Task directions> Update the material below by changing every "curve-point" to "plot-marker" and leaving everything else untouched.

Excerpted data>
######
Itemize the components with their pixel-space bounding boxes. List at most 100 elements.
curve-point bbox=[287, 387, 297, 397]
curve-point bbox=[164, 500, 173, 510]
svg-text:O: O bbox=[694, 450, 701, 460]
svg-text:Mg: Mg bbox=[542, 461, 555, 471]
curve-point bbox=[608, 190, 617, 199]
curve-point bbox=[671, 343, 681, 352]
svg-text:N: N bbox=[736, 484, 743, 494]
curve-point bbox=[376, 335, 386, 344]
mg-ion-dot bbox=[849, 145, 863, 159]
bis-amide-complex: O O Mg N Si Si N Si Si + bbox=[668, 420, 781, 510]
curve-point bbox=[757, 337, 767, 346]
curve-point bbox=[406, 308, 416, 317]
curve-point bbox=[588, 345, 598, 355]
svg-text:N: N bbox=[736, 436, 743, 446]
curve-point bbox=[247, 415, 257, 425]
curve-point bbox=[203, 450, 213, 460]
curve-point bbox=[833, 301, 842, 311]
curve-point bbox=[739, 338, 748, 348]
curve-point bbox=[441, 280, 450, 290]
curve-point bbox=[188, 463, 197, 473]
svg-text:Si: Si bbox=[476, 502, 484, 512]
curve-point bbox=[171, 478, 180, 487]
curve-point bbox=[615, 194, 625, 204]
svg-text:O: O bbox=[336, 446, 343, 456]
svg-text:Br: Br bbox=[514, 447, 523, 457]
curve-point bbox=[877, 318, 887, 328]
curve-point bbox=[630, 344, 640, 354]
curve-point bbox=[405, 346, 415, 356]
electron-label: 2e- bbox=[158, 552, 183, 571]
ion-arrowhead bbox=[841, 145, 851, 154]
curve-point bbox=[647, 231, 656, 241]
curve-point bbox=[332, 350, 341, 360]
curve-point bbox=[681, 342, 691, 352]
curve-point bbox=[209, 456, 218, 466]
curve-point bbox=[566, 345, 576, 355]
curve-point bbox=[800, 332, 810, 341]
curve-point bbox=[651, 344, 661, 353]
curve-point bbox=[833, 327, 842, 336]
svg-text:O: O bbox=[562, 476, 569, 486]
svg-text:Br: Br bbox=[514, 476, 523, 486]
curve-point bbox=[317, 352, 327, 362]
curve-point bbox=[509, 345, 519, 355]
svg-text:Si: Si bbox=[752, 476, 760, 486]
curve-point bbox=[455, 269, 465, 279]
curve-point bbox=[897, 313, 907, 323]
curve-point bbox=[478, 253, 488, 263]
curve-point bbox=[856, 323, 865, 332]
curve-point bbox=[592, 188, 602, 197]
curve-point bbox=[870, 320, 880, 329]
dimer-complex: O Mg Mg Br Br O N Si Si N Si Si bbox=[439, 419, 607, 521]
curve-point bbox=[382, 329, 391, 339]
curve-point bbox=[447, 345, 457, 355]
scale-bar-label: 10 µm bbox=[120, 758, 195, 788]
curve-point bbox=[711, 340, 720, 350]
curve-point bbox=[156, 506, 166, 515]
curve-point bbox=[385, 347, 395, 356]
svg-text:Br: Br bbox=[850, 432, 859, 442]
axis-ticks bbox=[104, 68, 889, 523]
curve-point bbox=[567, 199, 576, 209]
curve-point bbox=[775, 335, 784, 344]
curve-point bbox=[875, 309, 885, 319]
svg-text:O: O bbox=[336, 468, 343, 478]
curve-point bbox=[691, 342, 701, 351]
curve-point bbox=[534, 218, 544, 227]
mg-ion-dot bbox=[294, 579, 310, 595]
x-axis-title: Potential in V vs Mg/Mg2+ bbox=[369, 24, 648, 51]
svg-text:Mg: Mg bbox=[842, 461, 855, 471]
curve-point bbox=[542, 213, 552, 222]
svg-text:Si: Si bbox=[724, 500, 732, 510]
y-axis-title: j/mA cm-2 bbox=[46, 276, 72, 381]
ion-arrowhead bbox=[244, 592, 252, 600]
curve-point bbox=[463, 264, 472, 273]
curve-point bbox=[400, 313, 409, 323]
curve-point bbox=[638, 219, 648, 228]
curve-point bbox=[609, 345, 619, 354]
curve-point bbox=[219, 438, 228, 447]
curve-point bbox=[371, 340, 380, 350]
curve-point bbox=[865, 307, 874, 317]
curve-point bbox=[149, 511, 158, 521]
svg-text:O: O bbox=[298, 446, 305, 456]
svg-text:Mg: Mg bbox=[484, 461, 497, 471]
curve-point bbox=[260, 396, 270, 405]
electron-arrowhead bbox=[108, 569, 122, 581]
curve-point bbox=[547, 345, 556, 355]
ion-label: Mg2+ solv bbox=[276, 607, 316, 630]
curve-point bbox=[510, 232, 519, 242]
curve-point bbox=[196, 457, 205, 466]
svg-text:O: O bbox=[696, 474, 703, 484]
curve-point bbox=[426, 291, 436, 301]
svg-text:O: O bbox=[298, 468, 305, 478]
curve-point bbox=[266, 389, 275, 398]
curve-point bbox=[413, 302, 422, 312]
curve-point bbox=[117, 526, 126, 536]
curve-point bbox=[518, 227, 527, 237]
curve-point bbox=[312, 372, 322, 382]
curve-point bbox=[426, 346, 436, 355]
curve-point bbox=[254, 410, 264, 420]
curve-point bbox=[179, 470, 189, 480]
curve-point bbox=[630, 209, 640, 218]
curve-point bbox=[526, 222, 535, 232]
######
Complete response>
Itemize the components with their pixel-space bounding boxes. List at most 100 elements.
plot-marker bbox=[287, 387, 297, 397]
plot-marker bbox=[164, 500, 173, 510]
svg-text:O: O bbox=[694, 450, 701, 460]
svg-text:Mg: Mg bbox=[542, 461, 555, 471]
plot-marker bbox=[608, 190, 617, 199]
plot-marker bbox=[671, 343, 681, 352]
svg-text:N: N bbox=[736, 484, 743, 494]
plot-marker bbox=[376, 335, 386, 344]
mg-ion-dot bbox=[849, 145, 863, 159]
bis-amide-complex: O O Mg N Si Si N Si Si + bbox=[668, 420, 781, 510]
plot-marker bbox=[757, 337, 767, 346]
plot-marker bbox=[406, 308, 416, 317]
plot-marker bbox=[588, 345, 598, 355]
svg-text:N: N bbox=[736, 436, 743, 446]
plot-marker bbox=[247, 415, 257, 425]
plot-marker bbox=[203, 450, 213, 460]
plot-marker bbox=[833, 301, 842, 311]
plot-marker bbox=[739, 338, 748, 348]
plot-marker bbox=[441, 280, 450, 290]
plot-marker bbox=[188, 463, 197, 473]
svg-text:Si: Si bbox=[476, 502, 484, 512]
plot-marker bbox=[171, 478, 180, 487]
plot-marker bbox=[615, 194, 625, 204]
svg-text:O: O bbox=[336, 446, 343, 456]
svg-text:Br: Br bbox=[514, 447, 523, 457]
plot-marker bbox=[877, 318, 887, 328]
plot-marker bbox=[630, 344, 640, 354]
plot-marker bbox=[405, 346, 415, 356]
electron-label: 2e- bbox=[158, 552, 183, 571]
ion-arrowhead bbox=[841, 145, 851, 154]
plot-marker bbox=[647, 231, 656, 241]
plot-marker bbox=[332, 350, 341, 360]
plot-marker bbox=[681, 342, 691, 352]
plot-marker bbox=[209, 456, 218, 466]
plot-marker bbox=[566, 345, 576, 355]
plot-marker bbox=[800, 332, 810, 341]
plot-marker bbox=[651, 344, 661, 353]
plot-marker bbox=[833, 327, 842, 336]
svg-text:O: O bbox=[562, 476, 569, 486]
svg-text:Br: Br bbox=[514, 476, 523, 486]
plot-marker bbox=[317, 352, 327, 362]
plot-marker bbox=[509, 345, 519, 355]
svg-text:Si: Si bbox=[752, 476, 760, 486]
plot-marker bbox=[455, 269, 465, 279]
plot-marker bbox=[897, 313, 907, 323]
plot-marker bbox=[478, 253, 488, 263]
plot-marker bbox=[856, 323, 865, 332]
plot-marker bbox=[592, 188, 602, 197]
plot-marker bbox=[870, 320, 880, 329]
dimer-complex: O Mg Mg Br Br O N Si Si N Si Si bbox=[439, 419, 607, 521]
plot-marker bbox=[382, 329, 391, 339]
plot-marker bbox=[447, 345, 457, 355]
scale-bar-label: 10 µm bbox=[120, 758, 195, 788]
plot-marker bbox=[711, 340, 720, 350]
plot-marker bbox=[156, 506, 166, 515]
plot-marker bbox=[385, 347, 395, 356]
svg-text:Br: Br bbox=[850, 432, 859, 442]
axis-ticks bbox=[104, 68, 889, 523]
plot-marker bbox=[567, 199, 576, 209]
plot-marker bbox=[775, 335, 784, 344]
plot-marker bbox=[875, 309, 885, 319]
svg-text:O: O bbox=[336, 468, 343, 478]
plot-marker bbox=[691, 342, 701, 351]
plot-marker bbox=[534, 218, 544, 227]
mg-ion-dot bbox=[294, 579, 310, 595]
x-axis-title: Potential in V vs Mg/Mg2+ bbox=[369, 24, 648, 51]
svg-text:Mg: Mg bbox=[842, 461, 855, 471]
plot-marker bbox=[542, 213, 552, 222]
svg-text:Si: Si bbox=[724, 500, 732, 510]
y-axis-title: j/mA cm-2 bbox=[46, 276, 72, 381]
ion-arrowhead bbox=[244, 592, 252, 600]
plot-marker bbox=[463, 264, 472, 273]
plot-marker bbox=[400, 313, 409, 323]
plot-marker bbox=[638, 219, 648, 228]
plot-marker bbox=[609, 345, 619, 354]
plot-marker bbox=[219, 438, 228, 447]
plot-marker bbox=[371, 340, 380, 350]
plot-marker bbox=[865, 307, 874, 317]
plot-marker bbox=[149, 511, 158, 521]
svg-text:O: O bbox=[298, 446, 305, 456]
svg-text:Mg: Mg bbox=[484, 461, 497, 471]
plot-marker bbox=[260, 396, 270, 405]
electron-arrowhead bbox=[108, 569, 122, 581]
plot-marker bbox=[547, 345, 556, 355]
ion-label: Mg2+ solv bbox=[276, 607, 316, 630]
plot-marker bbox=[510, 232, 519, 242]
plot-marker bbox=[196, 457, 205, 466]
svg-text:O: O bbox=[696, 474, 703, 484]
plot-marker bbox=[426, 291, 436, 301]
svg-text:O: O bbox=[298, 468, 305, 478]
plot-marker bbox=[266, 389, 275, 398]
plot-marker bbox=[413, 302, 422, 312]
plot-marker bbox=[117, 526, 126, 536]
plot-marker bbox=[518, 227, 527, 237]
plot-marker bbox=[312, 372, 322, 382]
plot-marker bbox=[426, 346, 436, 355]
plot-marker bbox=[254, 410, 264, 420]
plot-marker bbox=[179, 470, 189, 480]
plot-marker bbox=[630, 209, 640, 218]
plot-marker bbox=[526, 222, 535, 232]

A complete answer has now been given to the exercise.